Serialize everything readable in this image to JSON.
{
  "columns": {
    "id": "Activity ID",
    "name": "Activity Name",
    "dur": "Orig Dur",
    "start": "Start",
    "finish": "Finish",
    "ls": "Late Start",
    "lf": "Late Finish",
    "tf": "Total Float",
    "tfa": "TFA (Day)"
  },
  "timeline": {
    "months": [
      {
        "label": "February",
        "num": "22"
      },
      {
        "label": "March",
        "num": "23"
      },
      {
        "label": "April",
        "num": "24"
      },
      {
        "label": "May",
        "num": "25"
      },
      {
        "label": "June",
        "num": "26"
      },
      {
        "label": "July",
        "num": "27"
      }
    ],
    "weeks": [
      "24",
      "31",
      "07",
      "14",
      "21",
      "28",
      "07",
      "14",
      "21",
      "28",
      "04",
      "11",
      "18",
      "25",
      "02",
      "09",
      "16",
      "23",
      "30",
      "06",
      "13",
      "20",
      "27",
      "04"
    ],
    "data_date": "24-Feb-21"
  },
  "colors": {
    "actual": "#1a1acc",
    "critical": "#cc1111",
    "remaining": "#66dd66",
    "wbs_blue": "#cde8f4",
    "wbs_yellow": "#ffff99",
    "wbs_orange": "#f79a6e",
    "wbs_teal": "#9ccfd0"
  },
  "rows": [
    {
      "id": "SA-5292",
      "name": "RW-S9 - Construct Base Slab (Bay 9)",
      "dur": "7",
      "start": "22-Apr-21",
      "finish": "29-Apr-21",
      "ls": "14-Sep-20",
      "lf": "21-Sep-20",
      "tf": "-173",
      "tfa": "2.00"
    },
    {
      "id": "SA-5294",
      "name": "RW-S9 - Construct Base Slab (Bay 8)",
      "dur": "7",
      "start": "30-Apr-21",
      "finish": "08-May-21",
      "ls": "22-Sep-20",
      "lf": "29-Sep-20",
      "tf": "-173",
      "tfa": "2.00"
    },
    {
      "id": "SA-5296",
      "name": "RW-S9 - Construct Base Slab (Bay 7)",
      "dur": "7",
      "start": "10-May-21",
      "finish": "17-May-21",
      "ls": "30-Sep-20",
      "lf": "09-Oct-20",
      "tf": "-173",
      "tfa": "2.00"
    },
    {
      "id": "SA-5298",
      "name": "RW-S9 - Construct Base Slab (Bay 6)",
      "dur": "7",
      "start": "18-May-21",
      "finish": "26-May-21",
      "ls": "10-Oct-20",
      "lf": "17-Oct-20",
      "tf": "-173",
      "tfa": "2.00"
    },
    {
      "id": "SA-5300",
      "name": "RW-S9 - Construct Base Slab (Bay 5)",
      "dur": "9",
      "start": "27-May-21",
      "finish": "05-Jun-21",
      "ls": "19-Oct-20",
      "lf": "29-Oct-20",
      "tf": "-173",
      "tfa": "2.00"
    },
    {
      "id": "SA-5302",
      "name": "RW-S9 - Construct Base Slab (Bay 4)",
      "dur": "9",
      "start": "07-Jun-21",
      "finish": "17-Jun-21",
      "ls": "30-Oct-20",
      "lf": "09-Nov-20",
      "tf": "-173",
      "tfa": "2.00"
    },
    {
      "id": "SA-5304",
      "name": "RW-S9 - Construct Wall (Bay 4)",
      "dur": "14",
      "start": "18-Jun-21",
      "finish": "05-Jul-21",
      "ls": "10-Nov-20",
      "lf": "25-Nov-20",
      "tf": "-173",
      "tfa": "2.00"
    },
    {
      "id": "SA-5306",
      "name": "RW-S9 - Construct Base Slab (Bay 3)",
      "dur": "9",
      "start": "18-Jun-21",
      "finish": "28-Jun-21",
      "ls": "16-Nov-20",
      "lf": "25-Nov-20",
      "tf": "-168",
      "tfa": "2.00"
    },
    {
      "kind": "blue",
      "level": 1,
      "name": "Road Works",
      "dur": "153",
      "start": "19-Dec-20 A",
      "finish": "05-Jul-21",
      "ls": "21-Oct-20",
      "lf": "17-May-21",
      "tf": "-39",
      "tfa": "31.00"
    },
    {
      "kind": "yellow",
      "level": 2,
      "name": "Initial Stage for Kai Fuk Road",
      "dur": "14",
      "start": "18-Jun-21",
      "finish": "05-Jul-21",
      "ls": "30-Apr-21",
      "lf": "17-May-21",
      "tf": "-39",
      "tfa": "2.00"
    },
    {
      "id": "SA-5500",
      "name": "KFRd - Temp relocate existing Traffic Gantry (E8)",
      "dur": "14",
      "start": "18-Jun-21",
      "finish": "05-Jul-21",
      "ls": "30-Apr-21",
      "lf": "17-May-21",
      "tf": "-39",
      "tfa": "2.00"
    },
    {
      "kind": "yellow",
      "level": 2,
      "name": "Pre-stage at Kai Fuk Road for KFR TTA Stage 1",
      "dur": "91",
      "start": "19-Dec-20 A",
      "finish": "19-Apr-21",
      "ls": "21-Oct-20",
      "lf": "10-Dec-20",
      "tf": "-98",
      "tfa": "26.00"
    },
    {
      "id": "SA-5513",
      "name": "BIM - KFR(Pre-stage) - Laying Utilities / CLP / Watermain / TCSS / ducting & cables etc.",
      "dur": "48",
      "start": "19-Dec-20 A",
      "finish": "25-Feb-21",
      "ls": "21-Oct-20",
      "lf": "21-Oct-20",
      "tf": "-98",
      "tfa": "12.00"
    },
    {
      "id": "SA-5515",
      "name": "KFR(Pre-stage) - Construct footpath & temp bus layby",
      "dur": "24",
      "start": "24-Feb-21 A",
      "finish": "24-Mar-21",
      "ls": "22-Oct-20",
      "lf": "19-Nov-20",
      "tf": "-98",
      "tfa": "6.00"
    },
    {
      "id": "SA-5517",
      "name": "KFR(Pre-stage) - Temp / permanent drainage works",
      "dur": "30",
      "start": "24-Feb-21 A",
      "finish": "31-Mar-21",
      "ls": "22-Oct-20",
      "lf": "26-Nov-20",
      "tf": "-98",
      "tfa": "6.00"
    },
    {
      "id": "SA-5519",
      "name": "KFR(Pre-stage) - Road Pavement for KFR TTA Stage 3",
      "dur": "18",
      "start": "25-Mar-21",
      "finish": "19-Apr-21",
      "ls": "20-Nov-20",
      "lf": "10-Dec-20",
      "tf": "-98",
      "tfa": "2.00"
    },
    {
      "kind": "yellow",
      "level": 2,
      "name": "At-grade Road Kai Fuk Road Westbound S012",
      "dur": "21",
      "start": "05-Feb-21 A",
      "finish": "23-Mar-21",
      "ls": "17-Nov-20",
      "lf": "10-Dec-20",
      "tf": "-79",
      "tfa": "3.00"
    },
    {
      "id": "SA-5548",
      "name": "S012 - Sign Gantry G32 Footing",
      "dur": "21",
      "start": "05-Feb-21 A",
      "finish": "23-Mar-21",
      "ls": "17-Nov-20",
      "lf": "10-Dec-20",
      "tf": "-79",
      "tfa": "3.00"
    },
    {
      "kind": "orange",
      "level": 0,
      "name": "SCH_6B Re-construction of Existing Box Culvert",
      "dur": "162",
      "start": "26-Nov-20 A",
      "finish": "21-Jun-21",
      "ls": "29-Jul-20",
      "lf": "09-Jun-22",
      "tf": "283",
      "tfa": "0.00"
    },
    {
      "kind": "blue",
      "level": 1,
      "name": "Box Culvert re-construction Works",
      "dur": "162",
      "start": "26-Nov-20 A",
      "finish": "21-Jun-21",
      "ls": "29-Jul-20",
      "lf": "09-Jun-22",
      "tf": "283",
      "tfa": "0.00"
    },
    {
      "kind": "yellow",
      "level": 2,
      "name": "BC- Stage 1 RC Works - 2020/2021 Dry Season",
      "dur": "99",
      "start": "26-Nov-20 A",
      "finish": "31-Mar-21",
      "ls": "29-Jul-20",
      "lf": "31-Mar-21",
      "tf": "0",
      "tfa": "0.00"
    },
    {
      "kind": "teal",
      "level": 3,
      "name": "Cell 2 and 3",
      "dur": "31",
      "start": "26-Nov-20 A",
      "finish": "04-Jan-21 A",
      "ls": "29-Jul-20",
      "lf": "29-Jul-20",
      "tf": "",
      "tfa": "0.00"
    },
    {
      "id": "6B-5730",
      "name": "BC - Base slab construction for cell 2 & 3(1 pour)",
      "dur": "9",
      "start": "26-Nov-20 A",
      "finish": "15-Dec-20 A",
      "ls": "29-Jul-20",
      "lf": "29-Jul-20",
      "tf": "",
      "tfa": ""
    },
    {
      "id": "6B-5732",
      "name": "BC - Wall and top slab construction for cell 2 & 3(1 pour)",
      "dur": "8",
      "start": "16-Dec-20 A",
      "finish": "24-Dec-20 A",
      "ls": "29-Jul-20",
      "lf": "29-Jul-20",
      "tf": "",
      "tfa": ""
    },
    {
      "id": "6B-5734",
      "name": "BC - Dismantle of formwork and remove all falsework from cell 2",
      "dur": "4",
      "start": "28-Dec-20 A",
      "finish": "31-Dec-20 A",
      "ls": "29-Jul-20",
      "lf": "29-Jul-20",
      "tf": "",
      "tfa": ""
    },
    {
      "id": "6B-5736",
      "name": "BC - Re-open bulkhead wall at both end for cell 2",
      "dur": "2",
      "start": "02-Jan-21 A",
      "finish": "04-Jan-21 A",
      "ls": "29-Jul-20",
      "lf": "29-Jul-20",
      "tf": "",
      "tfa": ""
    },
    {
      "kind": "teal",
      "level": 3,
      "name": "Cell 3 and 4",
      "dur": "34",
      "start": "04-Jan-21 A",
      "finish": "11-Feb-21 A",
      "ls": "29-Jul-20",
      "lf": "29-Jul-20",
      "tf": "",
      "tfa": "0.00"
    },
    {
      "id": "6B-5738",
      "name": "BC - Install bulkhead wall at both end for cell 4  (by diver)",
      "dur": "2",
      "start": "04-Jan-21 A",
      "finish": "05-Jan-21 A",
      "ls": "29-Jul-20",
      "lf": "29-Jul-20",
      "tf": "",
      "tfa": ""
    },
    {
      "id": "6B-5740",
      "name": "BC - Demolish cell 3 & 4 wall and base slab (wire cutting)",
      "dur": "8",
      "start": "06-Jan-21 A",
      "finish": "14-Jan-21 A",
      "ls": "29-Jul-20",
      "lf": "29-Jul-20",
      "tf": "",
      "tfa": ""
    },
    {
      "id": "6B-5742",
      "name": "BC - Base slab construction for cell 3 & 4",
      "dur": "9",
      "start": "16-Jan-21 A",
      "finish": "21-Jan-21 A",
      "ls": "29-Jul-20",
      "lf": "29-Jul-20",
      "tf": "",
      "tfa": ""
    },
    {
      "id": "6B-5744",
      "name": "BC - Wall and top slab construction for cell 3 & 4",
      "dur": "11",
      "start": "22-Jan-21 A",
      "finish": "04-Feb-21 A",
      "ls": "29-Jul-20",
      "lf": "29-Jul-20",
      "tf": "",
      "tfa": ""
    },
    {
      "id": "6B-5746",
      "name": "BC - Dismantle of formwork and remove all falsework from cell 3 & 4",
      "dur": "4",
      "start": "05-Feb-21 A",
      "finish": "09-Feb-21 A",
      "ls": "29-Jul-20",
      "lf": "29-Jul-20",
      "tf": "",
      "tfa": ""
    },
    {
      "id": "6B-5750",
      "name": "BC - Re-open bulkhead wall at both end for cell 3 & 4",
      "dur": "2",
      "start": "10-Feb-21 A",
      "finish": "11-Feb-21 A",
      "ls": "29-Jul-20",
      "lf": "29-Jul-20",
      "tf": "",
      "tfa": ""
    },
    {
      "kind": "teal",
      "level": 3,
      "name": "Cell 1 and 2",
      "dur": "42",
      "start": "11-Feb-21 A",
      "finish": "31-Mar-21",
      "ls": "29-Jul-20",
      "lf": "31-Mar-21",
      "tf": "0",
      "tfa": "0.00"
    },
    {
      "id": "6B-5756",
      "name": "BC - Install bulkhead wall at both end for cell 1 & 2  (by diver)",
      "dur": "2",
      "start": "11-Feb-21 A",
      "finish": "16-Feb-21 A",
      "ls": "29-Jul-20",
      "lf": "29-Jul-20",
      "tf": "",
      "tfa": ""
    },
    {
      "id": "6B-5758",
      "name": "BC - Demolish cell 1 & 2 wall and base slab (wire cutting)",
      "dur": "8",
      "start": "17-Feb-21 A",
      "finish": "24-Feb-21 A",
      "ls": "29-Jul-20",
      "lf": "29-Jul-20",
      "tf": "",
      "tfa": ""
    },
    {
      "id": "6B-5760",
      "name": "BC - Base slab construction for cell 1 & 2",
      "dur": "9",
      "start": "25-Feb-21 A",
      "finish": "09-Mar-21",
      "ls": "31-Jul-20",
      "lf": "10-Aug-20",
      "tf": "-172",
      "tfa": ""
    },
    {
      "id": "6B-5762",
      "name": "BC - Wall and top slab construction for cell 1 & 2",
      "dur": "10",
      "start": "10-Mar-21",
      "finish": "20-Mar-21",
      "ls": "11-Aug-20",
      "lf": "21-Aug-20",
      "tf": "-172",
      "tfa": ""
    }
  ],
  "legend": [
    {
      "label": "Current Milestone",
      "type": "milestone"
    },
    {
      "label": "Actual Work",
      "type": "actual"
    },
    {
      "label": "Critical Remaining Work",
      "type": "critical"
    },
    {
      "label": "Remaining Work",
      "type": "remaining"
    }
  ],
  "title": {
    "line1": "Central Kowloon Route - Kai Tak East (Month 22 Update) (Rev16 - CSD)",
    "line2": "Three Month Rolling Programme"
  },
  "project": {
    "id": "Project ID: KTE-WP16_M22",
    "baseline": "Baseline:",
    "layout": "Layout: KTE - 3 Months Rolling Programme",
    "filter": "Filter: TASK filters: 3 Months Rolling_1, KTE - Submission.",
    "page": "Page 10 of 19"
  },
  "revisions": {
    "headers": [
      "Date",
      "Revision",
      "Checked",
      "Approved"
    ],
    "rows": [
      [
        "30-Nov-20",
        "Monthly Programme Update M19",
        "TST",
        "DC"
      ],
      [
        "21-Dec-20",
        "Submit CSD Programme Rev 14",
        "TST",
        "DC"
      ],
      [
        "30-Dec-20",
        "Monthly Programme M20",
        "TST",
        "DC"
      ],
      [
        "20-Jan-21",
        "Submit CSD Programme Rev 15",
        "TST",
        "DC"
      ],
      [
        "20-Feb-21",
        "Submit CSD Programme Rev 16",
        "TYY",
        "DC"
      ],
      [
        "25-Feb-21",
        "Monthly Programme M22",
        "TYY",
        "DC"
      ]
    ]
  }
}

--- The exercise ---
Search the entries for the word "cutting" and pick out every line that holds it.

--- Reply to the task ---
      "name": "BC - Demolish cell 3 & 4 wall and base slab (wire cutting)",
      "name": "BC - Demolish cell 1 & 2 wall and base slab (wire cutting)",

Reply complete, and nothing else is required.